Collection entries
/---

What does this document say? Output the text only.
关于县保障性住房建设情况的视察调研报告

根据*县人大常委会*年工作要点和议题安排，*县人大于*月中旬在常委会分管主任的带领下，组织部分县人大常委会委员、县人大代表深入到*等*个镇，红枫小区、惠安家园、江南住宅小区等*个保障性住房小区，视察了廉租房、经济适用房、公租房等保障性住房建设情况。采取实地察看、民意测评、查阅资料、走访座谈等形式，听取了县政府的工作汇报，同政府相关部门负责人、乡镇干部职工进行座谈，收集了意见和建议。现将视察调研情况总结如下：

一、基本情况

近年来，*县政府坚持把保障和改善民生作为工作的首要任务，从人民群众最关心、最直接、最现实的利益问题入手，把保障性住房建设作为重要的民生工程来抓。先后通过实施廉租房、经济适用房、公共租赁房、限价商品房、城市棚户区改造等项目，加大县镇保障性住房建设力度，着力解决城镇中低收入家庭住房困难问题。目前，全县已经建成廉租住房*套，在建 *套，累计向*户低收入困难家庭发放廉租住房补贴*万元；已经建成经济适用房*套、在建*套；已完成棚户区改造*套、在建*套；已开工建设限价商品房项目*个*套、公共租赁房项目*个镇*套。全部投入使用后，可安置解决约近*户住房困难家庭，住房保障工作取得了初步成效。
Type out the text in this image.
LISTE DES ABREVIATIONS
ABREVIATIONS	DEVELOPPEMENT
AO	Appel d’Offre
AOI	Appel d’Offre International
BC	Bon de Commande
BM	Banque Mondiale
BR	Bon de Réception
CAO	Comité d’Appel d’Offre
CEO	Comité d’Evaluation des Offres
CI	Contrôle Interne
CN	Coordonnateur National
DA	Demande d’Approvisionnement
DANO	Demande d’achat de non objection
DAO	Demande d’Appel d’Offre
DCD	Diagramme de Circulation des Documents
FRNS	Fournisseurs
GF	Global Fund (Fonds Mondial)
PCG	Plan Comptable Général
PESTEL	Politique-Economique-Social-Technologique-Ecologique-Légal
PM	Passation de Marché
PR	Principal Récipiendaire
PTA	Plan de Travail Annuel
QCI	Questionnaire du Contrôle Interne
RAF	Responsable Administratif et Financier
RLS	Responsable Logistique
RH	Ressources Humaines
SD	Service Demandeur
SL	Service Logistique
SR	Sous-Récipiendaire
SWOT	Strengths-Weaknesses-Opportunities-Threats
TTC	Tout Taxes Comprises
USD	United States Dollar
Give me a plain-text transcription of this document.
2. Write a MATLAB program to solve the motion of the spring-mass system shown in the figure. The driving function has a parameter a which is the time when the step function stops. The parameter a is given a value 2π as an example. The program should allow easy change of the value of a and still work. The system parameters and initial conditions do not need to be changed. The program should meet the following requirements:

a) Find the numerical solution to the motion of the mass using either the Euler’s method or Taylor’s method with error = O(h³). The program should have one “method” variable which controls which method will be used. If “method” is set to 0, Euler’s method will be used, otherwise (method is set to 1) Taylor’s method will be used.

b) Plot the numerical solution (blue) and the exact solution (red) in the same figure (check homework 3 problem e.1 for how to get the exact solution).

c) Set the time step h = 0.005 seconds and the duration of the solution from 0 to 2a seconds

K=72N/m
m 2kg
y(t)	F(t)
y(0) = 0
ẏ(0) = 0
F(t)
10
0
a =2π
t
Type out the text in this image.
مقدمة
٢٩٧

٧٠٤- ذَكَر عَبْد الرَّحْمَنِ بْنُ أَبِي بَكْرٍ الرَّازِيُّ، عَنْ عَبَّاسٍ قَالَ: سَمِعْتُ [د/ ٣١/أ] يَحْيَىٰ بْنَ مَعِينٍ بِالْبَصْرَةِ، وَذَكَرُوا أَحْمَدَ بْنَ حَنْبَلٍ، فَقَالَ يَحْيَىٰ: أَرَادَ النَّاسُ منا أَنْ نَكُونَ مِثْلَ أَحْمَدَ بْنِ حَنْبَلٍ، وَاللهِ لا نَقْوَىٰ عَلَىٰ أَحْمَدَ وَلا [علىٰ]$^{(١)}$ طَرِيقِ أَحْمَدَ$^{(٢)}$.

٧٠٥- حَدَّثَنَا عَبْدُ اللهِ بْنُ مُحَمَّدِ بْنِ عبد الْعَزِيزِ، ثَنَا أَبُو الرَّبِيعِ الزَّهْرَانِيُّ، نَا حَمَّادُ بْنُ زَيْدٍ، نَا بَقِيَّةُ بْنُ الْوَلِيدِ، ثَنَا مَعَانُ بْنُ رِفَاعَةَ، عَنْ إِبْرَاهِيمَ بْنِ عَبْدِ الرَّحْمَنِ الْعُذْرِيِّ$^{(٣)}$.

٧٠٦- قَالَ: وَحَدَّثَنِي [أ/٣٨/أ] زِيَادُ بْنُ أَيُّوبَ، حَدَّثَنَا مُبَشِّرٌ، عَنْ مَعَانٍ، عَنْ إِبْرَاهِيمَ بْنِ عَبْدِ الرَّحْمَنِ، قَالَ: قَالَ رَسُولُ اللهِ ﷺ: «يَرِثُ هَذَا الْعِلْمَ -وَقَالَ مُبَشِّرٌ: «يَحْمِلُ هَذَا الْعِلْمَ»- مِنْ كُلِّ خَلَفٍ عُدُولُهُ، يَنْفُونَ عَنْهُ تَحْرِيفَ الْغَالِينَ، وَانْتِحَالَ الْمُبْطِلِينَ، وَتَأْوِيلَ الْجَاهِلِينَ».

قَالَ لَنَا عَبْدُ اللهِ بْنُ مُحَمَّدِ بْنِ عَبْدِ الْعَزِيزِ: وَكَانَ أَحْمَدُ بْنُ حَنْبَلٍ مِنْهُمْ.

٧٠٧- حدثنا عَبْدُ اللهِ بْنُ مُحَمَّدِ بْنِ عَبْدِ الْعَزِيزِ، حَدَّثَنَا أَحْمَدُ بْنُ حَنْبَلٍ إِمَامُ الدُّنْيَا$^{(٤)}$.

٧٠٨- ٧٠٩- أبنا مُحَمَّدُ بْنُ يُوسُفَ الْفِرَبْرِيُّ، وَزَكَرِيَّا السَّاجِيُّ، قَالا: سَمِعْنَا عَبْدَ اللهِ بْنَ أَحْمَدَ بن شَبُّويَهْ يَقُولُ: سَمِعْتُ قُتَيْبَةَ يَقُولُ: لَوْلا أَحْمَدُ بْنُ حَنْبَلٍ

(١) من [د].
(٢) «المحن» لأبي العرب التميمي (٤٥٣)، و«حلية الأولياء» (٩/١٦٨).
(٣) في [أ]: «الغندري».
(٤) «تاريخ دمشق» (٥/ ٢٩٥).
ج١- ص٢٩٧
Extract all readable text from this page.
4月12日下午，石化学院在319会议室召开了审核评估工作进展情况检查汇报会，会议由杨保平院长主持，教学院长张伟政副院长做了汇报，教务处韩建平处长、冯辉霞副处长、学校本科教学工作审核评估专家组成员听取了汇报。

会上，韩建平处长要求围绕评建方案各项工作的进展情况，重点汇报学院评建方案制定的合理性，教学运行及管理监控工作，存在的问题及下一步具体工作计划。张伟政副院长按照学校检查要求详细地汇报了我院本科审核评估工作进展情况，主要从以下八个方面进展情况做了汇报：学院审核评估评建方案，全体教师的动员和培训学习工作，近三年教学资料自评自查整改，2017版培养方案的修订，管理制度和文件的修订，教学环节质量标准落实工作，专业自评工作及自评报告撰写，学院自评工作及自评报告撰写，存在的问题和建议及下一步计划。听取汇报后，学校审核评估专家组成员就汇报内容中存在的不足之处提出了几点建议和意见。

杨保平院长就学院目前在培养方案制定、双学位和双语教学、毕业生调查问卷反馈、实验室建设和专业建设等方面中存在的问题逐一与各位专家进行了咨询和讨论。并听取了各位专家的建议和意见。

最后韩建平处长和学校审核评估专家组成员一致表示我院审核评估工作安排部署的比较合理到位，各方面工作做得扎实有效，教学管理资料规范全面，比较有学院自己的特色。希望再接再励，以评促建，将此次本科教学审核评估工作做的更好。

\---

### YOUR OBJECTIVE
Search the records for the word "this", then list every line that has it.

### ANSWER BELOW
What does this document say? Output the text only.
Type out the text in this image.
Give me a plain-text transcription of this document.
Type out the text in this image.
Extract all readable text from this page.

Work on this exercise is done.